- _Exercise_
Could you copy every line from the material below in which "preparations" appears?

- _Source material_

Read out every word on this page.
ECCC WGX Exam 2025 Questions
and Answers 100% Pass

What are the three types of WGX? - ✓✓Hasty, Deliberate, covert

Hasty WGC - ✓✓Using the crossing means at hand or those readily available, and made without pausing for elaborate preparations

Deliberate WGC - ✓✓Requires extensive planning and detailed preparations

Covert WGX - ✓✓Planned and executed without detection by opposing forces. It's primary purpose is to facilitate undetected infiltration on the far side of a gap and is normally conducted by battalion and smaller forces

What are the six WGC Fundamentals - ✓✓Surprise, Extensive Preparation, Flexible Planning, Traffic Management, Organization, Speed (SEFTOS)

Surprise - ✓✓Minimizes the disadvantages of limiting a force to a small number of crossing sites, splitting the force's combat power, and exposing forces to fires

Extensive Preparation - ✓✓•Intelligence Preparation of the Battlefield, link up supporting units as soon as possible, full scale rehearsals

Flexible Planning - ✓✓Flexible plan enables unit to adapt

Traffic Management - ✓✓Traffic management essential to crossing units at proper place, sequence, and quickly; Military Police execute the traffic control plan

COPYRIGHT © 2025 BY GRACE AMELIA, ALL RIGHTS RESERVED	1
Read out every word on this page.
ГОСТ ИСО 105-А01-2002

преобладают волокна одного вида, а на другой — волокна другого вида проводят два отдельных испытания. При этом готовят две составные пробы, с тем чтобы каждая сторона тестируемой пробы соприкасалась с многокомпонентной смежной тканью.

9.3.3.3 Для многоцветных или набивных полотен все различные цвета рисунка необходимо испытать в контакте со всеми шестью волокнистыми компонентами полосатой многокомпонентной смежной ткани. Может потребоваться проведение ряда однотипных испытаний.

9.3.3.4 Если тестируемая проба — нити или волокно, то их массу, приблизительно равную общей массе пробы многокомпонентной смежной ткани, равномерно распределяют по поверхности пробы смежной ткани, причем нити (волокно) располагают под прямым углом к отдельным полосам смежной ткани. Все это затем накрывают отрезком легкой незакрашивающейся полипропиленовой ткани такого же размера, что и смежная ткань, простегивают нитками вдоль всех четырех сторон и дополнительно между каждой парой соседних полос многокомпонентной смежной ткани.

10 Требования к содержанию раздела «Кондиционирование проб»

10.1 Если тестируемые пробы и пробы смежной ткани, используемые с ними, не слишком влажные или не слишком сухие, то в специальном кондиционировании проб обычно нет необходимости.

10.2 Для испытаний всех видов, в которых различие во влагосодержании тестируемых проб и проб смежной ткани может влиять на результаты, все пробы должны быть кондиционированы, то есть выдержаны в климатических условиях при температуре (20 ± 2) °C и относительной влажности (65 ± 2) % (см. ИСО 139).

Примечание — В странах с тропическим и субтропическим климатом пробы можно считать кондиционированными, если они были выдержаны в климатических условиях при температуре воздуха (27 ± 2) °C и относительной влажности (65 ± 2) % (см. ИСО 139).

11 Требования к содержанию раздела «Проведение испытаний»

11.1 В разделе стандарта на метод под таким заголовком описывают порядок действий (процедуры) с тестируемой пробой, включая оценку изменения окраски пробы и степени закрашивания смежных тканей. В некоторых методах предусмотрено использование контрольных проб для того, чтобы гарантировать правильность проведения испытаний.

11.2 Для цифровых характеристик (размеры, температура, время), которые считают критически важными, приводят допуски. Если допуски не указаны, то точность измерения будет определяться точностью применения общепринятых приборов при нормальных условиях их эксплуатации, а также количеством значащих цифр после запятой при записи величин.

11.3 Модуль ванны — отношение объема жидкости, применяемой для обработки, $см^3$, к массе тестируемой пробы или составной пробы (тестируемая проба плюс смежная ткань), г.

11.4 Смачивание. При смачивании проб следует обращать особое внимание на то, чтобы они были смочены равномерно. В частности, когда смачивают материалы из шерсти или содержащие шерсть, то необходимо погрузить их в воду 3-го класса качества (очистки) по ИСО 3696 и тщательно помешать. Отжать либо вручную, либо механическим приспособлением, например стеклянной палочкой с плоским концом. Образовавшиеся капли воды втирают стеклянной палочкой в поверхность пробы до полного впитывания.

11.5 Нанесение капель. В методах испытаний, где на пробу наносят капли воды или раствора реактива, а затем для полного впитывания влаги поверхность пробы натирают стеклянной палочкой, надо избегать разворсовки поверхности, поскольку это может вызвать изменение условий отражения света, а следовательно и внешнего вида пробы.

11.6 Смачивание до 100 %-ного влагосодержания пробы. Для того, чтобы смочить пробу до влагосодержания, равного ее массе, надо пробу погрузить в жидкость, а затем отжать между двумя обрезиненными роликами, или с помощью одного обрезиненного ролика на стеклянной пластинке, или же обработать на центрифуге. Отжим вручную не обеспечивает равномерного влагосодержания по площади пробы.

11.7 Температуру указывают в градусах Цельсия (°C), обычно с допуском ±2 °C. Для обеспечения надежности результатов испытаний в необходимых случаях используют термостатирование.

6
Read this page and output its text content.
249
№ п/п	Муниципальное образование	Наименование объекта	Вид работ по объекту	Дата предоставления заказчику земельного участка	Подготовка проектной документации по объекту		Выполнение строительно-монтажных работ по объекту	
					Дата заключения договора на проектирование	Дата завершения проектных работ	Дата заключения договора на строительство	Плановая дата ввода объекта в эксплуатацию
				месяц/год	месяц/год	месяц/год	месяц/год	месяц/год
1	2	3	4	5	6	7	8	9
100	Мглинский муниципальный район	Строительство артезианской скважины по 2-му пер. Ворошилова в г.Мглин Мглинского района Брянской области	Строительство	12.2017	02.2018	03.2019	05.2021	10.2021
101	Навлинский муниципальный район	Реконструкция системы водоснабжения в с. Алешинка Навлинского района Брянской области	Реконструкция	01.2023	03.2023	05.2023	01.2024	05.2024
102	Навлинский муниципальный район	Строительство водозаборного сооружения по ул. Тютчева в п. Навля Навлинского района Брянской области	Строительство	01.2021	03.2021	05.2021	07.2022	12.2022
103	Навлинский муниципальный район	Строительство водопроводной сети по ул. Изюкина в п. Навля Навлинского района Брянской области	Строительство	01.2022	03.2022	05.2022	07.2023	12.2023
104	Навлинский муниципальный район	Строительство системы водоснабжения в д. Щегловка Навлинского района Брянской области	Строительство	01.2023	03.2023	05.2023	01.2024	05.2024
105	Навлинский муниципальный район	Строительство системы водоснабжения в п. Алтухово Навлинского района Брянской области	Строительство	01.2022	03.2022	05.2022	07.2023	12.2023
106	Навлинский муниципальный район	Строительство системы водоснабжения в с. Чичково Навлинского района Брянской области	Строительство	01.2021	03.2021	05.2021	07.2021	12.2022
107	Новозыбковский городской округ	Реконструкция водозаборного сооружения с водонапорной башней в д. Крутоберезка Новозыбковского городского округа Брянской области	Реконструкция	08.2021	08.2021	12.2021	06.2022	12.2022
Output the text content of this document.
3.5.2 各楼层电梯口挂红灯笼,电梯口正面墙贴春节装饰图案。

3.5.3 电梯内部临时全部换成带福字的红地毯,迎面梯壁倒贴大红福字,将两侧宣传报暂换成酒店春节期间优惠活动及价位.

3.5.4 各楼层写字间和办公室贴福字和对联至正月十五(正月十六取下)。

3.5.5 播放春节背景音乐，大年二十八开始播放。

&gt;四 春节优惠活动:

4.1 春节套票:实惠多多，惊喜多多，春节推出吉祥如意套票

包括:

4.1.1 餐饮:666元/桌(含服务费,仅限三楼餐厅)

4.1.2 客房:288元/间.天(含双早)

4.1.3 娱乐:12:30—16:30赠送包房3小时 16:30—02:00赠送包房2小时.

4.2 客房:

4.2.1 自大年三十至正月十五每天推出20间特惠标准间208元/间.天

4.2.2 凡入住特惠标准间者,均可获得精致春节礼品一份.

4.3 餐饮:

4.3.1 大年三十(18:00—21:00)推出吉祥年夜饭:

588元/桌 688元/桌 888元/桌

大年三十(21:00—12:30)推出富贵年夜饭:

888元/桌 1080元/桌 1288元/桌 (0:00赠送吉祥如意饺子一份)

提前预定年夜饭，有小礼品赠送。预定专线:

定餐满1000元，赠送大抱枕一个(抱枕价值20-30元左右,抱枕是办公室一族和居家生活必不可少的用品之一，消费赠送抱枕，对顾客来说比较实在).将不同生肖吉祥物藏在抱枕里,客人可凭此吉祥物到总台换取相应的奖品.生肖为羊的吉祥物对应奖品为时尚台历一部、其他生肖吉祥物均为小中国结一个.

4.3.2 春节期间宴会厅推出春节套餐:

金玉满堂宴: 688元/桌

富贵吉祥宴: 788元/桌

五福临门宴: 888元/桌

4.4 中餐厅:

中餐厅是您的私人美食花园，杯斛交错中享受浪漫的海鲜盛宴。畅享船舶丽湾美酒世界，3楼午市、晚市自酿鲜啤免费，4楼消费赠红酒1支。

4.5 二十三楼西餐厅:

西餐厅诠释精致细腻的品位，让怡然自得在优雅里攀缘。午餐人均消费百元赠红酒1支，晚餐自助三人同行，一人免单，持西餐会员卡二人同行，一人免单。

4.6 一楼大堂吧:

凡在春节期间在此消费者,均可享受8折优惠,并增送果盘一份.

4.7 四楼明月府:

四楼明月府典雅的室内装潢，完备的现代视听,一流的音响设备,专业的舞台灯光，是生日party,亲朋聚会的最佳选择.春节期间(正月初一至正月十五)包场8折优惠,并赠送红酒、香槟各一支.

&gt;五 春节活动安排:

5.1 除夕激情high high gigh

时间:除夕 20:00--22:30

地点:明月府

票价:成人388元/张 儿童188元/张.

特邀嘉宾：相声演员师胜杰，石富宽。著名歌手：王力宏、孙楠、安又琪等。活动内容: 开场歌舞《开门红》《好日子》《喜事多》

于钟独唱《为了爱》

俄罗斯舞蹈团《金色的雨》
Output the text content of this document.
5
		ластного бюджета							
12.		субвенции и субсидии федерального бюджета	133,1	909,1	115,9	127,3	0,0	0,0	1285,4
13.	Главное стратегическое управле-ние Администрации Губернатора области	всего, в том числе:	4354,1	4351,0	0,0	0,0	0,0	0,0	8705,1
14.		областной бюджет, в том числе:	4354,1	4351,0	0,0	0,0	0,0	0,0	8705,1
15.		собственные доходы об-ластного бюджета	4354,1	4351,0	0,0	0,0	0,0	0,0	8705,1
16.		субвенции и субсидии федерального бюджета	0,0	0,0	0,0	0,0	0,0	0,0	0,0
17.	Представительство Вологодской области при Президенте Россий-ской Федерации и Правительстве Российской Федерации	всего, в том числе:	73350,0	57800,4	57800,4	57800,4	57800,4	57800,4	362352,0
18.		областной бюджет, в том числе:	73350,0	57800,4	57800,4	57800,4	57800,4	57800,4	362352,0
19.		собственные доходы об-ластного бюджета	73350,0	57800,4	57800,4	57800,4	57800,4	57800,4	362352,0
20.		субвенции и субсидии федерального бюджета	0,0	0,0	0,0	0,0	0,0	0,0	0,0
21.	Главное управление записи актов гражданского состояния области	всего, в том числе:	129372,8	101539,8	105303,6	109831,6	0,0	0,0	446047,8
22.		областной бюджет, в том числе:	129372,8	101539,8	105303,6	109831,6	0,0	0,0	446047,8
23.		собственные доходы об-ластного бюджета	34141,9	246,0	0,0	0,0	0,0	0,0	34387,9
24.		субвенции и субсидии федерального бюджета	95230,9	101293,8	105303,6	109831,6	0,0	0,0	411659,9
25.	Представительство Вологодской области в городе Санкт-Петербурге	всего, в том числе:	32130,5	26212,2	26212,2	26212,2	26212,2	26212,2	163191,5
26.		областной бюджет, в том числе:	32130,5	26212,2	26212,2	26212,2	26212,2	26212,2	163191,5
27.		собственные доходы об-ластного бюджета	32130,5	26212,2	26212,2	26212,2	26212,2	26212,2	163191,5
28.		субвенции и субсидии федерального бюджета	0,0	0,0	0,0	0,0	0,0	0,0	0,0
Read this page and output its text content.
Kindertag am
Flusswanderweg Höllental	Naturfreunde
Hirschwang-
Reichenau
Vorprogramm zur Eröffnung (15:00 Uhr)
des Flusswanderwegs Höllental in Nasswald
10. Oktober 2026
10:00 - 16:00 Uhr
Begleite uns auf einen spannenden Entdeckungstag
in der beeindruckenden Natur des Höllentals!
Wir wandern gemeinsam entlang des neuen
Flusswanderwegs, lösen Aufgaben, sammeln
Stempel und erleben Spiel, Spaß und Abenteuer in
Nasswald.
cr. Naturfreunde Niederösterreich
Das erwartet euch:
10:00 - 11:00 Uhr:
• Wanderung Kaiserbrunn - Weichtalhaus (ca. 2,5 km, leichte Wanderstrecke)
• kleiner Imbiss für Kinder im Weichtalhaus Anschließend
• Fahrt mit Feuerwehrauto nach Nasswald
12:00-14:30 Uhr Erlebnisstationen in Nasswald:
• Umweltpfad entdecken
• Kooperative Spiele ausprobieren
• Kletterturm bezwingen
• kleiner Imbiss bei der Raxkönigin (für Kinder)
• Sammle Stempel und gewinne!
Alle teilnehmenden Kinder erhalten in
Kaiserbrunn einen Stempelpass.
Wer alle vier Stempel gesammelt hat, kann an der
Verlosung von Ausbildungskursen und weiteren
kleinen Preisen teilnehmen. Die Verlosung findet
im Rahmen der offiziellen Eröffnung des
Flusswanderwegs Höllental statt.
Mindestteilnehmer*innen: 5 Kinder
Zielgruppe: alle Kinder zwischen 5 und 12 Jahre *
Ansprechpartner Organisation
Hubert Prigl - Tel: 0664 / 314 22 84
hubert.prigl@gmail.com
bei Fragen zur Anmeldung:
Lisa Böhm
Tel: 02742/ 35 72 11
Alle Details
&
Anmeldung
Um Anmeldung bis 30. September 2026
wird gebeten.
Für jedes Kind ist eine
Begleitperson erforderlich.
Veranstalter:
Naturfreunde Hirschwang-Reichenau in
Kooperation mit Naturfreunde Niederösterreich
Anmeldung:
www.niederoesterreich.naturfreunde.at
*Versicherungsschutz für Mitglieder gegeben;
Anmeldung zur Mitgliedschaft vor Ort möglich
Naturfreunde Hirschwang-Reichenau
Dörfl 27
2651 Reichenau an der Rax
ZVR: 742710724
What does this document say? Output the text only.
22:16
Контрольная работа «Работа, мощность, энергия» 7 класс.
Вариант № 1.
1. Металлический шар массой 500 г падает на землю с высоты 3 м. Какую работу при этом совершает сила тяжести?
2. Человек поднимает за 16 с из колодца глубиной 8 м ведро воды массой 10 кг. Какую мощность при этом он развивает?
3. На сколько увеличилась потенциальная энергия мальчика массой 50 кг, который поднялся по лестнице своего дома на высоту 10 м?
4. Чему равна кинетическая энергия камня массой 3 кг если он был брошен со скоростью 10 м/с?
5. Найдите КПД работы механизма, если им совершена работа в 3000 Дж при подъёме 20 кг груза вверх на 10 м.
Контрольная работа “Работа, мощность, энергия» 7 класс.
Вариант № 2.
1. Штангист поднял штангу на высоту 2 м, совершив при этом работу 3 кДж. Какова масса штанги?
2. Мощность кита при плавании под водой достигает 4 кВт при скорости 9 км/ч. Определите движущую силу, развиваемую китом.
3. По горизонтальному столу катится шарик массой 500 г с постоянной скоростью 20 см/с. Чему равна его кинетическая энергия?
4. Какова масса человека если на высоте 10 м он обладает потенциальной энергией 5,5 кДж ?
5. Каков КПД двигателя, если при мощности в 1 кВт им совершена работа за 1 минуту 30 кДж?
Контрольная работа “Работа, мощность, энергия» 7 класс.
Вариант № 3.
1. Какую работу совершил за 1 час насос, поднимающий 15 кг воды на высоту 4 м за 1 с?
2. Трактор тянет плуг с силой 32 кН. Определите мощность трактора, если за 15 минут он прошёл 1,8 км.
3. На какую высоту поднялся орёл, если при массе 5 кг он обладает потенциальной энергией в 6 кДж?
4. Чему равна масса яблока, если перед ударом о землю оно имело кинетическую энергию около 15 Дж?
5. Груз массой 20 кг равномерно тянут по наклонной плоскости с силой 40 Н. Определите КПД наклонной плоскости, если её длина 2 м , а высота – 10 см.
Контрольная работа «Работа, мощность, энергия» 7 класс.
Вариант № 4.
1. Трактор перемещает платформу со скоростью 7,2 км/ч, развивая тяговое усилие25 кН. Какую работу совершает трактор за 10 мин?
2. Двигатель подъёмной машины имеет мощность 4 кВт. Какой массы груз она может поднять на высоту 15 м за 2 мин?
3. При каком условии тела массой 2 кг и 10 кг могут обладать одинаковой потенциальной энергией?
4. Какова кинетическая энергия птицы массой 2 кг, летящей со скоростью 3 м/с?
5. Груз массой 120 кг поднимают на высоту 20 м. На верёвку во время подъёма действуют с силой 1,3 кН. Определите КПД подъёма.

- _Expected output_
Hasty WGC - ✓✓Using the crossing means at hand or those readily available, and made without pausing for elaborate preparations
Deliberate WGC - ✓✓Requires extensive planning and detailed preparations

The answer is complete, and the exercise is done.